## PROBLEM DETAILS
Copy out all lines where "time" appears.

## RECORDS FOR THE EXERCISE
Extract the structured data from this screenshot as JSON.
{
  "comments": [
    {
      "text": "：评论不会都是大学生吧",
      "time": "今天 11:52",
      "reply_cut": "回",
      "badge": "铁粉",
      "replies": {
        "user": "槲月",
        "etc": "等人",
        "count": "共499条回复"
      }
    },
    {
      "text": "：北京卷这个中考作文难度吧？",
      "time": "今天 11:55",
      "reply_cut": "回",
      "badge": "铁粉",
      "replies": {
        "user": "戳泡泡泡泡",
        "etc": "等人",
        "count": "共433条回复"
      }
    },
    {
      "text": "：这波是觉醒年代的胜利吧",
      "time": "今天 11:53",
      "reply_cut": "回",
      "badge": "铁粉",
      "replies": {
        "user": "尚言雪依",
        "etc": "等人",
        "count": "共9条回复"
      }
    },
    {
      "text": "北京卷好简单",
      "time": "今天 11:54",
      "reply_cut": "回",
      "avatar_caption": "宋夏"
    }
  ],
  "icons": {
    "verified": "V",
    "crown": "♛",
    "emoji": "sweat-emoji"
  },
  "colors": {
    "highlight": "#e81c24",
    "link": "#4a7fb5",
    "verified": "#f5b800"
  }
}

## EXERCISE SOLUTION
      "time": "今天 11:52",
      "time": "今天 11:55",
      "time": "今天 11:53",
      "time": "今天 11:54",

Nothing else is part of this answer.